§ **Dataset records**:
-------------------------
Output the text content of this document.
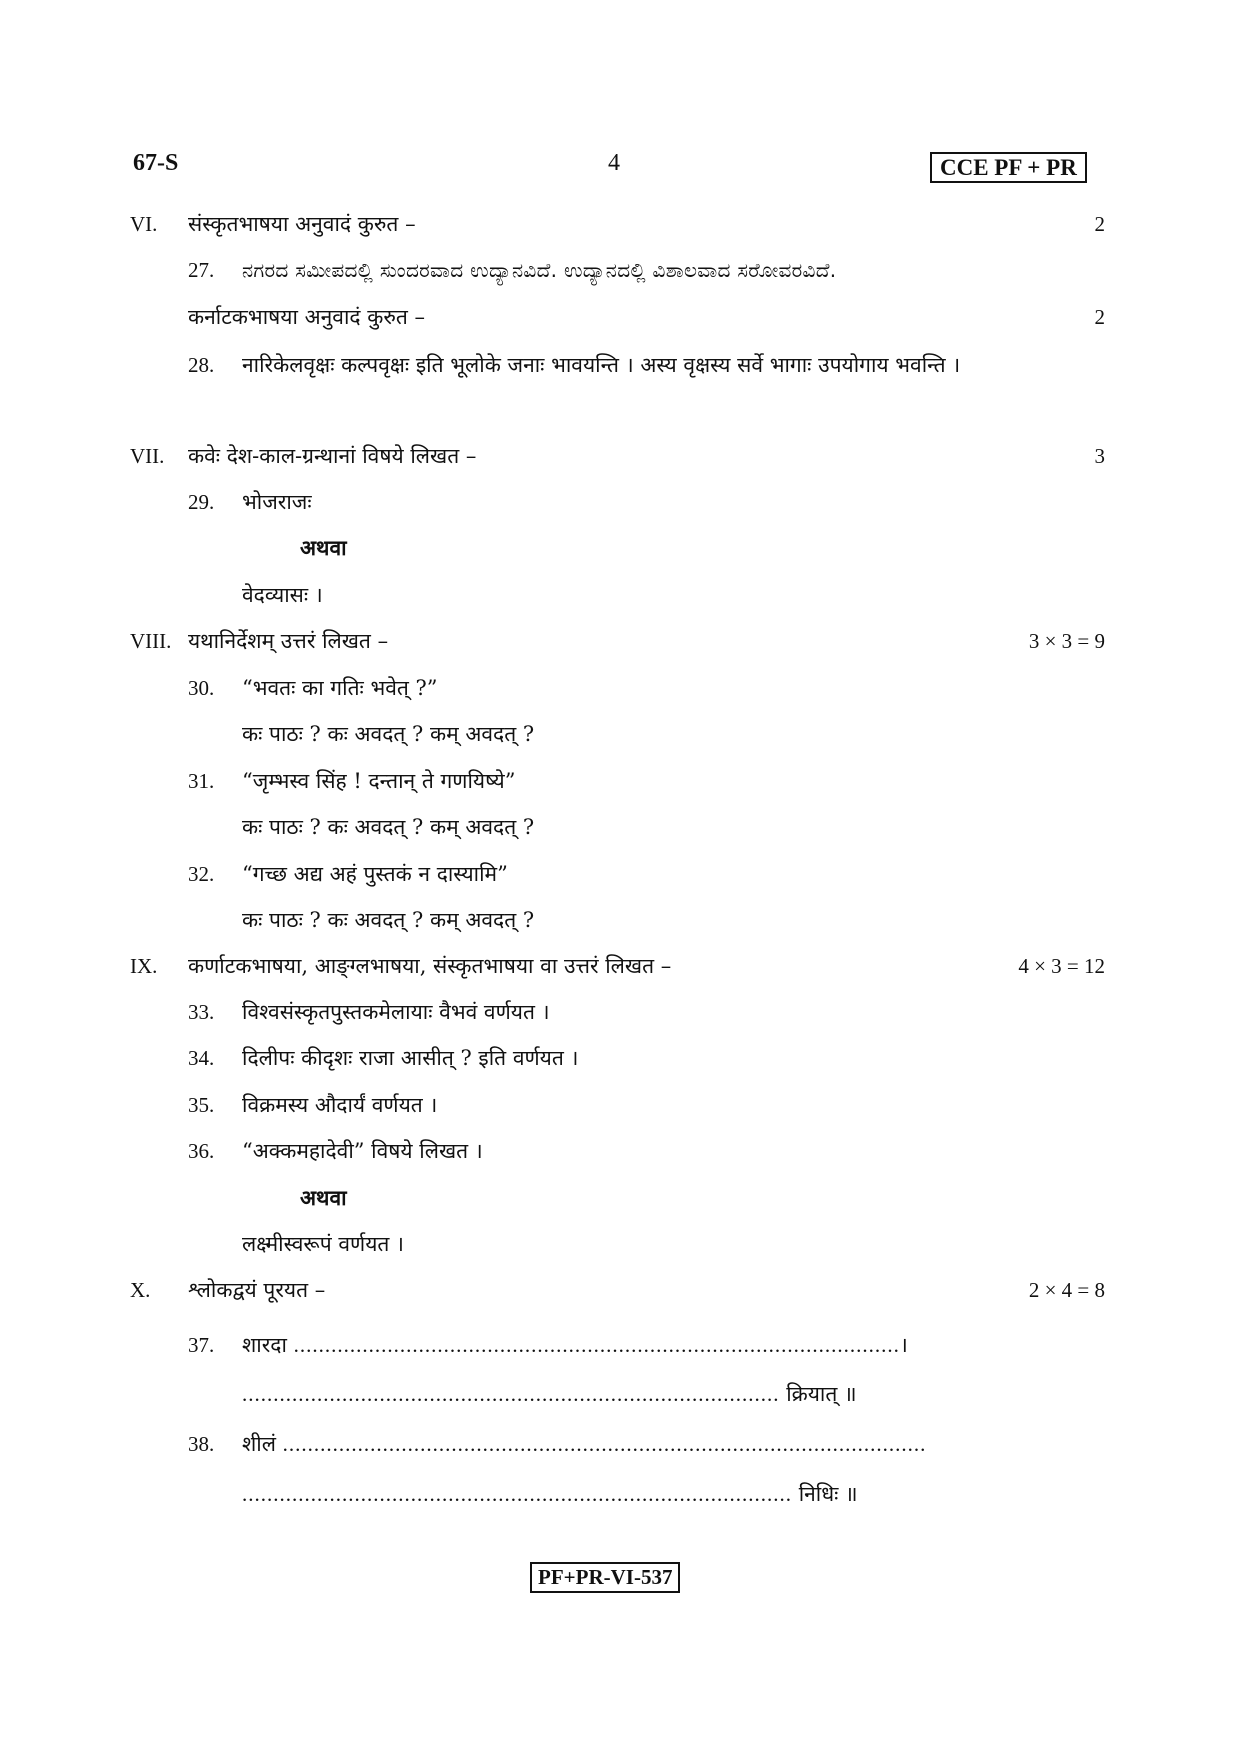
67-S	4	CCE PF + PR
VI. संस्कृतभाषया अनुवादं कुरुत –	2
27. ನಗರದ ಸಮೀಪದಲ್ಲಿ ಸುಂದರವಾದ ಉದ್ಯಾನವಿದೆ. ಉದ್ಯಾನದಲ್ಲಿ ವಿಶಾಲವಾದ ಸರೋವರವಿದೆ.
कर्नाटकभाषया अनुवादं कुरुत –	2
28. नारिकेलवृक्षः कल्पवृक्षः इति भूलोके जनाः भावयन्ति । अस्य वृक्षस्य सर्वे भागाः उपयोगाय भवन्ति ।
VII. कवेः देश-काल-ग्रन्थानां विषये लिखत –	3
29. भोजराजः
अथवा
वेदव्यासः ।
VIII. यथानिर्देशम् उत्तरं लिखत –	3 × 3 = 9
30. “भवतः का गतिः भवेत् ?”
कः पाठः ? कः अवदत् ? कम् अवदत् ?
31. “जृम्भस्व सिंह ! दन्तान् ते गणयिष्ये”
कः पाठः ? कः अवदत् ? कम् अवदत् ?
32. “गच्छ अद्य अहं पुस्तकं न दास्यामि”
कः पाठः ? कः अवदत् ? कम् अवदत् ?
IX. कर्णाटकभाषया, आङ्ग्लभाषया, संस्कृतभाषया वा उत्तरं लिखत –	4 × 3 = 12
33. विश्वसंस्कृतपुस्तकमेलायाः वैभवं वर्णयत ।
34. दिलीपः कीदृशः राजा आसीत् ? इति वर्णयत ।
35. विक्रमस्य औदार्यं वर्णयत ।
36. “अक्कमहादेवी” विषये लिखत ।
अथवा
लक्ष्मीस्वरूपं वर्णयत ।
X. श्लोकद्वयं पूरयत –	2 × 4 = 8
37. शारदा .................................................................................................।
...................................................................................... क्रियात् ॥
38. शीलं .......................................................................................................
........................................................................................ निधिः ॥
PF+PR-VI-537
-------------------------
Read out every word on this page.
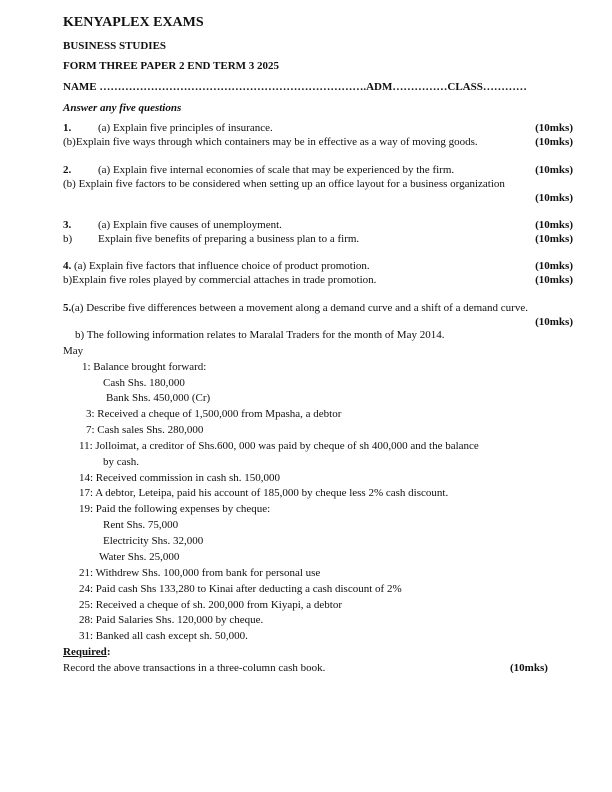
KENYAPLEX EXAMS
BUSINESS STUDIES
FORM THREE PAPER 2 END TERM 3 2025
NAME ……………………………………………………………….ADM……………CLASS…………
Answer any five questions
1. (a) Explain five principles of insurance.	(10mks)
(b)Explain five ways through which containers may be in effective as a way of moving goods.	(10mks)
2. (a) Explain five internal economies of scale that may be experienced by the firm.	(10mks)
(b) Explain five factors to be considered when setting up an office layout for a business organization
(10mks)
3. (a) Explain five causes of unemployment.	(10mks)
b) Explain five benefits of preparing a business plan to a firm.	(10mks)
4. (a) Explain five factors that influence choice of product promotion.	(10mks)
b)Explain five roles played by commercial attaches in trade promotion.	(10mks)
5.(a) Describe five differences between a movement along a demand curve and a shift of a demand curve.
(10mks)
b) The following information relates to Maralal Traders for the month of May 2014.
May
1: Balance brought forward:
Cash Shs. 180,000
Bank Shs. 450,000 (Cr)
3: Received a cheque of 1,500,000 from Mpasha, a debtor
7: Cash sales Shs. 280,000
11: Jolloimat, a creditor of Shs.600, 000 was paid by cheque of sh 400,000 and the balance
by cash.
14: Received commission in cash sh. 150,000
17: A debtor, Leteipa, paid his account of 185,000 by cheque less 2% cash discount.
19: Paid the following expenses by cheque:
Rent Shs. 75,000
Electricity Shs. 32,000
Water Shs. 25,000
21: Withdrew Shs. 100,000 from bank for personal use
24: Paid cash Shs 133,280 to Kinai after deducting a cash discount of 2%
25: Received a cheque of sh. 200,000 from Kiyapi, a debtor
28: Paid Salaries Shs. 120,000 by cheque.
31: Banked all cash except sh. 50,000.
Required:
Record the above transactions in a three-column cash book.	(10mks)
-------------------------
§ **Objective**: Scan the records above for the string "discount", then select every line that holds it.

§ **Exercise response**:
17: A debtor, Leteipa, paid his account of 185,000 by cheque less 2% cash discount.
24: Paid cash Shs 133,280 to Kinai after deducting a cash discount of 2%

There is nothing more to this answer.